# WHAT YOU HAVE TO DO
Return, from the listing below, every line that includes "June".

# DATASET EXTRACT
= = = = = = =

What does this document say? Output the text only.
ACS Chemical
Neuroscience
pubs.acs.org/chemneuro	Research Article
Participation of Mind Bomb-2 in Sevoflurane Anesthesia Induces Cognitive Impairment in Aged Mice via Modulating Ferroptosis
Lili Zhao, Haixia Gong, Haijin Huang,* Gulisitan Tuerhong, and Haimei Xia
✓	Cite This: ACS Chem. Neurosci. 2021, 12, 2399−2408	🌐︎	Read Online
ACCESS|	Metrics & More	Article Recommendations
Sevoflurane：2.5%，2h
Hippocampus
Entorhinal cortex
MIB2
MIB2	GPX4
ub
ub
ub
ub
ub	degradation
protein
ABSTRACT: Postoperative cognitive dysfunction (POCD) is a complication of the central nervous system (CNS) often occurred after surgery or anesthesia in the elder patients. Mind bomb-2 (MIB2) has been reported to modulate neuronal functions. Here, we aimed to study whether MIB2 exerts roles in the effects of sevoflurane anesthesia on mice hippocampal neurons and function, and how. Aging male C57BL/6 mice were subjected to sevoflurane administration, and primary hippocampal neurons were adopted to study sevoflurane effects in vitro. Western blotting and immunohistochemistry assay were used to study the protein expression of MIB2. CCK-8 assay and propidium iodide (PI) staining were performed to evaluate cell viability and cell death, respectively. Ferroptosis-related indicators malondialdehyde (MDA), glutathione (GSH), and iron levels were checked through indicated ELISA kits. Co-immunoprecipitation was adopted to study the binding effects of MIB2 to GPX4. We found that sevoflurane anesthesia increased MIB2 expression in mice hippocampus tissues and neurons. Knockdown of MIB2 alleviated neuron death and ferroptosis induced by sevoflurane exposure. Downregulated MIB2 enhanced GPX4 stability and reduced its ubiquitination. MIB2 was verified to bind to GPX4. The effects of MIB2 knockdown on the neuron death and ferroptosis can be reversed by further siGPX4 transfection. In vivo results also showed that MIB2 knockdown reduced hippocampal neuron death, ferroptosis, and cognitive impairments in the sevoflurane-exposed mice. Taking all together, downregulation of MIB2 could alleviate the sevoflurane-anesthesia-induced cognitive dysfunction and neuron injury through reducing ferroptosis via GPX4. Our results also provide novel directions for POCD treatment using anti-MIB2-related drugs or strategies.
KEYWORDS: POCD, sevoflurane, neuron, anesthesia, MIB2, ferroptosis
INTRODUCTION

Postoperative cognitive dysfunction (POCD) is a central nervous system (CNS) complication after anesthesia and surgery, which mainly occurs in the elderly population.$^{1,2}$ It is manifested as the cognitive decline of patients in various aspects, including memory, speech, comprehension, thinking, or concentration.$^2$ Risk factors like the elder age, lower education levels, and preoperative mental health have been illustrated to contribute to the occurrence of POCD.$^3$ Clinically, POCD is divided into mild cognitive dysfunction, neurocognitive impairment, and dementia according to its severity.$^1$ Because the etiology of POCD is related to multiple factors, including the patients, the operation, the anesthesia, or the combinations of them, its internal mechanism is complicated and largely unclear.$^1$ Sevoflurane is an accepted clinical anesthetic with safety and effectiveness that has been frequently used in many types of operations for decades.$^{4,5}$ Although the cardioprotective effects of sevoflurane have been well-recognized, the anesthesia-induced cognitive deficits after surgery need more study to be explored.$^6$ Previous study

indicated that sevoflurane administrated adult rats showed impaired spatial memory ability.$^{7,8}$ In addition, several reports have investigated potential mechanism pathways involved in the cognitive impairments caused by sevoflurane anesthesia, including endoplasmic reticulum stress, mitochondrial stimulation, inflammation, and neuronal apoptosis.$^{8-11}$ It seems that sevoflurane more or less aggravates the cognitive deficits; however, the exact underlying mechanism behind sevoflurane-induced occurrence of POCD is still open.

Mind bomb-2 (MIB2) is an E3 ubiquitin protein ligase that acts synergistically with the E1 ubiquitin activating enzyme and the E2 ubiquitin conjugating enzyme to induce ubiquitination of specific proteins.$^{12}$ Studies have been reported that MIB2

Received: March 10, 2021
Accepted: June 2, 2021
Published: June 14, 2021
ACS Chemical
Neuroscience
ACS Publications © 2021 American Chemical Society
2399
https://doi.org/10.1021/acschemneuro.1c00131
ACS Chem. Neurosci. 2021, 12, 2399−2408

= = = = = = =

# FINISHED TASK
Accepted: June 2, 2021
Published: June 14, 2021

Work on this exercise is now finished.